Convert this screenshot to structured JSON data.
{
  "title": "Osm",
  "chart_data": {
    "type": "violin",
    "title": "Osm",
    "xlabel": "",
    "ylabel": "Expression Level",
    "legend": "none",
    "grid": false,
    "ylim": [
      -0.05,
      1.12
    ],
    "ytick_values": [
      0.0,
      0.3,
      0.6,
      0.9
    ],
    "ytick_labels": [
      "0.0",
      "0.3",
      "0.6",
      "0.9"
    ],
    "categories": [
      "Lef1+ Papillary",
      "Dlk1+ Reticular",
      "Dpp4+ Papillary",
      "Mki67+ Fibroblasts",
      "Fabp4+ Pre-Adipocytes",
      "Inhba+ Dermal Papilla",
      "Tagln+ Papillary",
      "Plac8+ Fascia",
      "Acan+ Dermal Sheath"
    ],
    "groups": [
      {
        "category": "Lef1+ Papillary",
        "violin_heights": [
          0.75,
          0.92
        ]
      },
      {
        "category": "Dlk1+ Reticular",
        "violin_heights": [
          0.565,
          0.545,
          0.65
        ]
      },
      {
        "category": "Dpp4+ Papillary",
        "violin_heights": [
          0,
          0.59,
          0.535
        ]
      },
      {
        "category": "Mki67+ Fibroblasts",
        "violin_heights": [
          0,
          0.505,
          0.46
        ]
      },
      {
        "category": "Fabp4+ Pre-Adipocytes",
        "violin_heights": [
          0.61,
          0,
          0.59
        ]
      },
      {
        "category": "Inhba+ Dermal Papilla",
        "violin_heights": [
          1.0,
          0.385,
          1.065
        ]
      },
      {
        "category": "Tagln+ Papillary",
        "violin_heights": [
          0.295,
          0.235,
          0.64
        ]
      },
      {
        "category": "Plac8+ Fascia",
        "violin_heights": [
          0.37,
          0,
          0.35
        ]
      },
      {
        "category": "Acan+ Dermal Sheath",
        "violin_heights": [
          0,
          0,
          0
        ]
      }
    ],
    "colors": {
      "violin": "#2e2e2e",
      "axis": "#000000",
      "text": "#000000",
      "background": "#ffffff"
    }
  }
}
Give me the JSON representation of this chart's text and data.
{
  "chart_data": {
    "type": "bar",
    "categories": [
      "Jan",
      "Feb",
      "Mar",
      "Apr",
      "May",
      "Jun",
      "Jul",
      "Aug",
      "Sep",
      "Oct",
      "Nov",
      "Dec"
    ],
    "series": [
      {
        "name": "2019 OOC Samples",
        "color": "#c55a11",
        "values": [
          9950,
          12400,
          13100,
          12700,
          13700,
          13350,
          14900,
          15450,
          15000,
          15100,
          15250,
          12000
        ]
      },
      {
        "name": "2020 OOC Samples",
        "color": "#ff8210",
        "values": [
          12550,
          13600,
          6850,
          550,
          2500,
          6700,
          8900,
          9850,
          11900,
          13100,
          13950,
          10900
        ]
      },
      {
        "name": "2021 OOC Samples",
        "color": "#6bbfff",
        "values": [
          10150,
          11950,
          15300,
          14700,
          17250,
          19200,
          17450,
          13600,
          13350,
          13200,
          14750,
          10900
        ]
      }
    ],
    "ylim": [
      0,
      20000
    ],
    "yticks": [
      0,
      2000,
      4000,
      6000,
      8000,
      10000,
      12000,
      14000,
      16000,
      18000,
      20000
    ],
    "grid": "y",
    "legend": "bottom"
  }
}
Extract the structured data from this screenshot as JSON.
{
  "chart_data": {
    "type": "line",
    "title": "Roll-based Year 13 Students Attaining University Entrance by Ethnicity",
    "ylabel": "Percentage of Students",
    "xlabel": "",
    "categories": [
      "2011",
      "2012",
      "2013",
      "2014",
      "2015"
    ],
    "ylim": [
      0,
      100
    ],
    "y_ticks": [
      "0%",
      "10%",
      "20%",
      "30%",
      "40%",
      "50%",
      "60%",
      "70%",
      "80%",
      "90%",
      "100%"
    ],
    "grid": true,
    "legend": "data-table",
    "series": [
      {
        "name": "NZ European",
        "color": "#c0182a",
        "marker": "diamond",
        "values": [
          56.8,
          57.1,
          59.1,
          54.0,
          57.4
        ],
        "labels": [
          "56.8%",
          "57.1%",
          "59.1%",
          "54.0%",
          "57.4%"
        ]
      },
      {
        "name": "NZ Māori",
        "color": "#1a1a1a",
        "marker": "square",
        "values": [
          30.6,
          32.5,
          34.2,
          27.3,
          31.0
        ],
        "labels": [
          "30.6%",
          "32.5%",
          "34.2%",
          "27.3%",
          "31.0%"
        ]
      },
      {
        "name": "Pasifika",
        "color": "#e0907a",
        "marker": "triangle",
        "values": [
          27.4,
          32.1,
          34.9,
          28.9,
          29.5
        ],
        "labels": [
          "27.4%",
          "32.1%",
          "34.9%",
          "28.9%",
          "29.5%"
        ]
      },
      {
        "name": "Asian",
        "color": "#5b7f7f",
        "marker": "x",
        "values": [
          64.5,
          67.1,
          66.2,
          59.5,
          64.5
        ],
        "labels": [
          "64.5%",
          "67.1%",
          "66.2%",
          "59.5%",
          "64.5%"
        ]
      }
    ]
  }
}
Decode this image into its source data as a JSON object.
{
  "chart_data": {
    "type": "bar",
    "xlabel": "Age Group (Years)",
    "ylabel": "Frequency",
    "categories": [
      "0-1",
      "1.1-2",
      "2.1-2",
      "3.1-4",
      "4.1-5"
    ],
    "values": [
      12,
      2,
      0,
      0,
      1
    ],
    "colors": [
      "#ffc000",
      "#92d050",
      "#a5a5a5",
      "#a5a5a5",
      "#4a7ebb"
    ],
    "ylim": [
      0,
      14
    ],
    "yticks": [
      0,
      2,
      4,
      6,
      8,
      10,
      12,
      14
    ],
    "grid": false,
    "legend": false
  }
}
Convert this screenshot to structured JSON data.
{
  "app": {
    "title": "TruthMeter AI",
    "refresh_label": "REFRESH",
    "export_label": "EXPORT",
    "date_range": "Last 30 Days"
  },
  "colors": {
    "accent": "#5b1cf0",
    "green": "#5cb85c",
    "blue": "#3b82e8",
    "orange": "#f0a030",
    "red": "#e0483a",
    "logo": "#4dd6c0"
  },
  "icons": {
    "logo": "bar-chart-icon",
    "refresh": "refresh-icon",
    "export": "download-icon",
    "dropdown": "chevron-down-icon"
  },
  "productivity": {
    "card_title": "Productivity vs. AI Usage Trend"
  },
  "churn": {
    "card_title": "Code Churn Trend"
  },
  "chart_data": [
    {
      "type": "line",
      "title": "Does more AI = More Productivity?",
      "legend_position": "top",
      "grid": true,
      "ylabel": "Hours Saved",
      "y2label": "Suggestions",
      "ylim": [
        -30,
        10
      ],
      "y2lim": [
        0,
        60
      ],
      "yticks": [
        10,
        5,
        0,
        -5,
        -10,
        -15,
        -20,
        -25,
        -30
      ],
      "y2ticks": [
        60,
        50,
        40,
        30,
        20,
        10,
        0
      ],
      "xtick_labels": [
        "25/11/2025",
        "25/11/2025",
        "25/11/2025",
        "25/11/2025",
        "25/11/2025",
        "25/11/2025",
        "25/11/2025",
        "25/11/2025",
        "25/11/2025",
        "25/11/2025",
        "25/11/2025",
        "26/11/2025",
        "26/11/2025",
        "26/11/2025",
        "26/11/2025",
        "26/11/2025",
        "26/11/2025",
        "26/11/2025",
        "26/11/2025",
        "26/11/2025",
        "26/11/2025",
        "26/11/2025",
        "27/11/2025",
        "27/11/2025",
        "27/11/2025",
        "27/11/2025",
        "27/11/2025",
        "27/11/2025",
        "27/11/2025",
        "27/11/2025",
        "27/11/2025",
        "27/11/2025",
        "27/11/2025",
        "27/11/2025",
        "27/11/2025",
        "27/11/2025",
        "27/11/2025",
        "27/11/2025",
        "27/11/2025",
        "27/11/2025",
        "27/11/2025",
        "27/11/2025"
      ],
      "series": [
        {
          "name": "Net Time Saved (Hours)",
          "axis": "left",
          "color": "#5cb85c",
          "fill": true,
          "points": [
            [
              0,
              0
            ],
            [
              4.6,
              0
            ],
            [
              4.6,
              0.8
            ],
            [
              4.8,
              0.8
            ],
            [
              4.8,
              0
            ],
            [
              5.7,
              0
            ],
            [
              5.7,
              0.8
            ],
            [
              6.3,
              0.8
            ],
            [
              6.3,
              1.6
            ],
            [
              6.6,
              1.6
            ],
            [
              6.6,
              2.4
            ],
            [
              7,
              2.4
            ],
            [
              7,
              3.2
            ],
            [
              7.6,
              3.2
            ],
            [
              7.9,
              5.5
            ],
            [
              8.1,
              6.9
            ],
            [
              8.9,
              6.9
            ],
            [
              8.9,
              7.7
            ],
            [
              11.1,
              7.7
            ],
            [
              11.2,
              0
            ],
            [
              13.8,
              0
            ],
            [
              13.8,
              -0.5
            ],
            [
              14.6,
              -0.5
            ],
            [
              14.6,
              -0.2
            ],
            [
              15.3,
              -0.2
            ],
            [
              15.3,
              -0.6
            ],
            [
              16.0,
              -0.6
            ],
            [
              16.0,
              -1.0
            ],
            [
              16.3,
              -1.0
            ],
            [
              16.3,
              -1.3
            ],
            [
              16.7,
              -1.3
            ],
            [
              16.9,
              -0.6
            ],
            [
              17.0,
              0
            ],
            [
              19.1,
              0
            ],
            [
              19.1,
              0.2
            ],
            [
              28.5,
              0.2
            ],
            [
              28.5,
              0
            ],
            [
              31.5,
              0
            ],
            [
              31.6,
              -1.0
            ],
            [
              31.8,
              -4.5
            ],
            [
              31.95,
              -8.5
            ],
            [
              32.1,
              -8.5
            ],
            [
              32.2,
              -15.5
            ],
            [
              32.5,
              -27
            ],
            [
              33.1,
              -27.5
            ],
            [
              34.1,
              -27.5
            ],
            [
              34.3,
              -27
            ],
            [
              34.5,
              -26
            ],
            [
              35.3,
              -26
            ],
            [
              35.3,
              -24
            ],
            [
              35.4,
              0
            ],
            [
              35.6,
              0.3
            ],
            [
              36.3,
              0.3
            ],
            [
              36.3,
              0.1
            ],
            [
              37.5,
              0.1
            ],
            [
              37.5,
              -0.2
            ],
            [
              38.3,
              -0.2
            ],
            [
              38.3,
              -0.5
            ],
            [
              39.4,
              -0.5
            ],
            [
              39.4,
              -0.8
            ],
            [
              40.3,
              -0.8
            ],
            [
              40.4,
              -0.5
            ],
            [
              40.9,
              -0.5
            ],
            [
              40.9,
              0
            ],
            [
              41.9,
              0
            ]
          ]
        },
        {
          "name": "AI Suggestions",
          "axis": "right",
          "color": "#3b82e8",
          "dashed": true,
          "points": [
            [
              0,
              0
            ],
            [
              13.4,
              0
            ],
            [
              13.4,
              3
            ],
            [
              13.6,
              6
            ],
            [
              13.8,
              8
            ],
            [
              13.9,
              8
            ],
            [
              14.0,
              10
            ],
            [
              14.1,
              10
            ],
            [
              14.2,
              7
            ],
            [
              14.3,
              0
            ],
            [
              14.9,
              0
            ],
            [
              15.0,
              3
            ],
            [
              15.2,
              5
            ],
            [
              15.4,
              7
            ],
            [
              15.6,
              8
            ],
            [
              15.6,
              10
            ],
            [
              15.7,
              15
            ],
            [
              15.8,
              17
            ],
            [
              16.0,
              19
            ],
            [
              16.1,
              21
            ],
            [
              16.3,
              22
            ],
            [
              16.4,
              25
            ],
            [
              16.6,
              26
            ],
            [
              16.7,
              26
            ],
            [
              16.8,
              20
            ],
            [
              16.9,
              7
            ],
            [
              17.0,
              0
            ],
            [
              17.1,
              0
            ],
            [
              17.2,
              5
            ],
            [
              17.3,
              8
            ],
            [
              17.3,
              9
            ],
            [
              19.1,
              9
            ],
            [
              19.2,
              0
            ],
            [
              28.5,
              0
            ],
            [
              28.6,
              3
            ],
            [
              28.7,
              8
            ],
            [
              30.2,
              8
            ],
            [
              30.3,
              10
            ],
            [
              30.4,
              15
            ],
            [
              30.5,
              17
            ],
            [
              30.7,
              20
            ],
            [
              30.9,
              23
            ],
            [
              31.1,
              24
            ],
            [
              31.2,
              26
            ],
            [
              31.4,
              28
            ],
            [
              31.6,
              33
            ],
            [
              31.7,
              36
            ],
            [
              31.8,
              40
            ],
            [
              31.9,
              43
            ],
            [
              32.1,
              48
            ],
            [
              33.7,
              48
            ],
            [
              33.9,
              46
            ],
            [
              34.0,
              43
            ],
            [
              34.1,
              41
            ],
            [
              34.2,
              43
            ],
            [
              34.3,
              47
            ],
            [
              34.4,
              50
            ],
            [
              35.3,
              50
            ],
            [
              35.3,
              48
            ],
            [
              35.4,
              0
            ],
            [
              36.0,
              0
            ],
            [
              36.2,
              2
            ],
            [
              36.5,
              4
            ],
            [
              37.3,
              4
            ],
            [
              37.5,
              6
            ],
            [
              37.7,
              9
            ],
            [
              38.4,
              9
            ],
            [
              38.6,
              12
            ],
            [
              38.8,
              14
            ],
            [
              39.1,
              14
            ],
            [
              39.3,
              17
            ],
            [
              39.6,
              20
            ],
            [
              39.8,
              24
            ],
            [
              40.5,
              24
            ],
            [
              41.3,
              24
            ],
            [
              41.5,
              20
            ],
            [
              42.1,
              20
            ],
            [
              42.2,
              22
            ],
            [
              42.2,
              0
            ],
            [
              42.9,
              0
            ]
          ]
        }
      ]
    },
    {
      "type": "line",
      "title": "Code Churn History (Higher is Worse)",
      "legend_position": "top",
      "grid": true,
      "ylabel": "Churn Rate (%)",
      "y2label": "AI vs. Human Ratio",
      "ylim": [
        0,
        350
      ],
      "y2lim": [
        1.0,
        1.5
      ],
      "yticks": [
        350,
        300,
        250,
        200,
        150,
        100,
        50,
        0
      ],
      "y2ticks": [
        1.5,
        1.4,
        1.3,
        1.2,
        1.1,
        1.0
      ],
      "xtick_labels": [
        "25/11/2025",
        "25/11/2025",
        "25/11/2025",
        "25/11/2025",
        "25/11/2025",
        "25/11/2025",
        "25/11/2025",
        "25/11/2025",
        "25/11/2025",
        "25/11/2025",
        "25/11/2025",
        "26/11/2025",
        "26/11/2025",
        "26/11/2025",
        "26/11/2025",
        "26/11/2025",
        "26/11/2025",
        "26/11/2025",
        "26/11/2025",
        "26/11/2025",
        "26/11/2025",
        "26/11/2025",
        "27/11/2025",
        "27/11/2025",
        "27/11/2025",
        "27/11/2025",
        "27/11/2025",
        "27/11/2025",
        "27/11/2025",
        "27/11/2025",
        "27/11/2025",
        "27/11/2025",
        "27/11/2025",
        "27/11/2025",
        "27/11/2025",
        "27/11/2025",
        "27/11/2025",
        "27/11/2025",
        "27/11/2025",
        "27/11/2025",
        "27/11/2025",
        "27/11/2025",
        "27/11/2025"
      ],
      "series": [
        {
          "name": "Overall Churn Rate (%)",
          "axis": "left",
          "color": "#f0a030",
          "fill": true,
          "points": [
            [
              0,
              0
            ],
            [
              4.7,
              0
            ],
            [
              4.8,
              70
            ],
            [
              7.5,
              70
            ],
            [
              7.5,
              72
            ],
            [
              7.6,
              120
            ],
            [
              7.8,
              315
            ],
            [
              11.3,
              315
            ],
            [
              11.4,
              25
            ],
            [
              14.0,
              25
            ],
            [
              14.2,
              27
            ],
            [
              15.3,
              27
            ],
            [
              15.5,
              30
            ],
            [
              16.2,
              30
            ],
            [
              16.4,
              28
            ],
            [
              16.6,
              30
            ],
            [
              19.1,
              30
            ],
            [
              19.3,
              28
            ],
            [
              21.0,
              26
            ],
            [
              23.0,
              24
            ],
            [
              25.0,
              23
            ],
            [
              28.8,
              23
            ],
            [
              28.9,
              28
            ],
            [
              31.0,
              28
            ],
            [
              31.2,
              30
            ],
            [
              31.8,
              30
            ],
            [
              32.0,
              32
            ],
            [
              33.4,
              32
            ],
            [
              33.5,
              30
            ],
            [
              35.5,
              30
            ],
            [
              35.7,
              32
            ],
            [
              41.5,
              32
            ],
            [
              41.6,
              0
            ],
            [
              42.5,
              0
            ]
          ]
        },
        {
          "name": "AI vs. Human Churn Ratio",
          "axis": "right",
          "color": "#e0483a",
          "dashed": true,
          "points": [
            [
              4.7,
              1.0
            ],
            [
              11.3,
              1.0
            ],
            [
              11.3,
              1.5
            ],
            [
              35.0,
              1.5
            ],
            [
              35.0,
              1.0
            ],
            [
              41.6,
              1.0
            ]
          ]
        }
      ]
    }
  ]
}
+ + + + + + +
--- THE PROBLEM ---
What count of lines in the listing contain the word "Human"? Reply with the number only.

--- REPLY ---
2